● **Exercise objective**
From the records below, pull each line that has "content".
====
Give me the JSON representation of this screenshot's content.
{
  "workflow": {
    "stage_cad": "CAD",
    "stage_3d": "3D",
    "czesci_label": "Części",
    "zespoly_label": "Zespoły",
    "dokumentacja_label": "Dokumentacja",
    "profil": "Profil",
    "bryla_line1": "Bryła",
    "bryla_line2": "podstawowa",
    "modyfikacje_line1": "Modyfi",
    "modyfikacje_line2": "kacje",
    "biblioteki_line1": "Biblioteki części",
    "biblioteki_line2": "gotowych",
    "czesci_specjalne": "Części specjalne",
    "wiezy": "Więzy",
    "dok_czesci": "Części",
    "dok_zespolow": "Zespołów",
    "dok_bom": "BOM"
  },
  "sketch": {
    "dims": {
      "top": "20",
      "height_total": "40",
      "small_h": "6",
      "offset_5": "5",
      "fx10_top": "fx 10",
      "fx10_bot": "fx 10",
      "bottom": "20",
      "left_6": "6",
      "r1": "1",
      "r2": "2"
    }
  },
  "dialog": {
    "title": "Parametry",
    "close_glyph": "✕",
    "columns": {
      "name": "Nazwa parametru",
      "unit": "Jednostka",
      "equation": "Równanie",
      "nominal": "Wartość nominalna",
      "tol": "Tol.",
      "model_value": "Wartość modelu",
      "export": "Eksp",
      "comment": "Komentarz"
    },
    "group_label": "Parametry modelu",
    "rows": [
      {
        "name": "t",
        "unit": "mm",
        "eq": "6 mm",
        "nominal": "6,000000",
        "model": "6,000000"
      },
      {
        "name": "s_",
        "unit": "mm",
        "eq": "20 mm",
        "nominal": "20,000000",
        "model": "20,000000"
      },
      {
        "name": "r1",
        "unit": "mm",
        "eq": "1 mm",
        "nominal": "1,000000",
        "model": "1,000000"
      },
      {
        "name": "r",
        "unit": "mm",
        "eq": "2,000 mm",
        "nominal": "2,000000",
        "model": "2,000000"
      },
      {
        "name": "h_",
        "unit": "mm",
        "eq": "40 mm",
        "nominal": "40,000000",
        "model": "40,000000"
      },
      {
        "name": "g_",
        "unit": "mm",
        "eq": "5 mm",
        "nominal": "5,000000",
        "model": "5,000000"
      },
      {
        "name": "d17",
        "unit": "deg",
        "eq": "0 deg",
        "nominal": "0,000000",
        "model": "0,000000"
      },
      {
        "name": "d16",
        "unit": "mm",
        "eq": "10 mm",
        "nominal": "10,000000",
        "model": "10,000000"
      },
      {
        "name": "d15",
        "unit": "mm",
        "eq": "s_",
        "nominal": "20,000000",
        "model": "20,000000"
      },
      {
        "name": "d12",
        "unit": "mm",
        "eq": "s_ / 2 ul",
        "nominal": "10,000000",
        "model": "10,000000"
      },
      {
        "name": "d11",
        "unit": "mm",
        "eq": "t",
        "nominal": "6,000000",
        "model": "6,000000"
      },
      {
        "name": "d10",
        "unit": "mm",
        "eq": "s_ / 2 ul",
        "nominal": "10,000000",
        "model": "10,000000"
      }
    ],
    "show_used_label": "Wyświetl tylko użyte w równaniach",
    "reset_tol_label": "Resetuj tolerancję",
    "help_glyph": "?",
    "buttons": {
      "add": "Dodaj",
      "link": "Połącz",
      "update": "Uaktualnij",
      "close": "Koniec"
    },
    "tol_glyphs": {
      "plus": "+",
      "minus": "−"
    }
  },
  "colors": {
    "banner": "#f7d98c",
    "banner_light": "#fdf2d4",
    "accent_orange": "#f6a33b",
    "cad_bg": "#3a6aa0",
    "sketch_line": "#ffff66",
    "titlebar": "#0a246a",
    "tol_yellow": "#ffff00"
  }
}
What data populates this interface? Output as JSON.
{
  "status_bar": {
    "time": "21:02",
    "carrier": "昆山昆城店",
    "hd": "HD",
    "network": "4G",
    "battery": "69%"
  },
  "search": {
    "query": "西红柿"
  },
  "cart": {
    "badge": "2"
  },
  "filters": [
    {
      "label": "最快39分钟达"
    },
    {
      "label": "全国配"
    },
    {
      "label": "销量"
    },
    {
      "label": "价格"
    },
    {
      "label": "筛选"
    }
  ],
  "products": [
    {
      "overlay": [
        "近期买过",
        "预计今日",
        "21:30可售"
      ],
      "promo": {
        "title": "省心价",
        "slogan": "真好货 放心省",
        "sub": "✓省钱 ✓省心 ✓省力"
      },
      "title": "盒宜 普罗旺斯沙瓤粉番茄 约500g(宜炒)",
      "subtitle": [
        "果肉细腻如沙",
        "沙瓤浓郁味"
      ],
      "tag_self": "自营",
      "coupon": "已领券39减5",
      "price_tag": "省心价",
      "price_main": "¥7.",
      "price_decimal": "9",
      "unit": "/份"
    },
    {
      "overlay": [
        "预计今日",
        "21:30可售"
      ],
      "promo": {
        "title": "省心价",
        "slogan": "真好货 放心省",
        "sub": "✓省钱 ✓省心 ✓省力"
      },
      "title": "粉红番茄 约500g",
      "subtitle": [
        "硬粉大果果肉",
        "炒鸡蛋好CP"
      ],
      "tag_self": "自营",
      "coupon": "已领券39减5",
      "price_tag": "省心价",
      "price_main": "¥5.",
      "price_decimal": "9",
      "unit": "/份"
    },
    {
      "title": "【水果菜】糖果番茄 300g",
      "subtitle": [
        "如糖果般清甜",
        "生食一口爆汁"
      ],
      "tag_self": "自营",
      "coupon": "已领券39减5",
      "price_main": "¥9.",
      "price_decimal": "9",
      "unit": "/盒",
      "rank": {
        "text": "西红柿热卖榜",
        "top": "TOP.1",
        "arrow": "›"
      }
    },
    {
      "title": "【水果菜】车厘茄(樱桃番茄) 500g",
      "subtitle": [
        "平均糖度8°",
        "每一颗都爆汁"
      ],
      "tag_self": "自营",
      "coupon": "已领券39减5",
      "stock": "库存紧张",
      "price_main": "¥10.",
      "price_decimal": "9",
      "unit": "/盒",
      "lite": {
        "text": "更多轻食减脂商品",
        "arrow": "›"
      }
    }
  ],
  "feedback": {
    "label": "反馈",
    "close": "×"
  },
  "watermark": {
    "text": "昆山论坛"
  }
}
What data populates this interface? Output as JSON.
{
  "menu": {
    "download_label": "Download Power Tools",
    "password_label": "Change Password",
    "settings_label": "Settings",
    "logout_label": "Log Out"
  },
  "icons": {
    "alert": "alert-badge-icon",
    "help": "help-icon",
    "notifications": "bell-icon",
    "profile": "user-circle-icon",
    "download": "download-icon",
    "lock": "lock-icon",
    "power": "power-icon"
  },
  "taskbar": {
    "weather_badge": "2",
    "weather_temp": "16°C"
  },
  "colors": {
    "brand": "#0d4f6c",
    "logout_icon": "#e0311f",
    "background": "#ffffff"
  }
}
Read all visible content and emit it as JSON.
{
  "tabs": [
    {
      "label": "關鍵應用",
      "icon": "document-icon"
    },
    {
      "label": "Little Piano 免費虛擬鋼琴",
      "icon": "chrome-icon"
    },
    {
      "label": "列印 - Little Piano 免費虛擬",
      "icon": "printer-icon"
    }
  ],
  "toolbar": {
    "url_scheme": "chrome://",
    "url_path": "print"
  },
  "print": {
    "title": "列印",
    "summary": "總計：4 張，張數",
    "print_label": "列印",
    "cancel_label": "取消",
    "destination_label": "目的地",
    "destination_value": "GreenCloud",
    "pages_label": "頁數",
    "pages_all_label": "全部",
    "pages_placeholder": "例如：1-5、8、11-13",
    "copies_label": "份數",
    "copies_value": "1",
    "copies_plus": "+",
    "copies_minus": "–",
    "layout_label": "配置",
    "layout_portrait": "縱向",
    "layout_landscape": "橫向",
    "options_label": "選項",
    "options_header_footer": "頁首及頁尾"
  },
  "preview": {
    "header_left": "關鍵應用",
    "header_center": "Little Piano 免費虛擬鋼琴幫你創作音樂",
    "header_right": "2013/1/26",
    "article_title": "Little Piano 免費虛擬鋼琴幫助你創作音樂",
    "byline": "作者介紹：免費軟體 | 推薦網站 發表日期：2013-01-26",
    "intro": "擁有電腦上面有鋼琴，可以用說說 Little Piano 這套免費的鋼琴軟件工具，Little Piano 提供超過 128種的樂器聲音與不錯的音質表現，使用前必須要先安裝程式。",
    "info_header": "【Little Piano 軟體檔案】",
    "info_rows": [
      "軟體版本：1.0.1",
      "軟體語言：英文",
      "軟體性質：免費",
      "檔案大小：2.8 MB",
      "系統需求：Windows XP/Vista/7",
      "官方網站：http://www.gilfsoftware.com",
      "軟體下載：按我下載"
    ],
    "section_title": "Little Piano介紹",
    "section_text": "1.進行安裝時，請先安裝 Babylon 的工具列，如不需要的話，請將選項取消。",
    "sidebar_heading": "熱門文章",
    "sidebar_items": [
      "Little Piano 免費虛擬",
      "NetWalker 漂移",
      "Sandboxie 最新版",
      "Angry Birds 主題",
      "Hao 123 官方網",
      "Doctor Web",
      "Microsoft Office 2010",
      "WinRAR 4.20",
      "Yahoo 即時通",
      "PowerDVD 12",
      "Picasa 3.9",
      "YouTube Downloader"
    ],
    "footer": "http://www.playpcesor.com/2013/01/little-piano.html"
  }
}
====
● **Task result**
Give me the JSON representation of this screenshot's content.
Read all visible content and emit it as JSON.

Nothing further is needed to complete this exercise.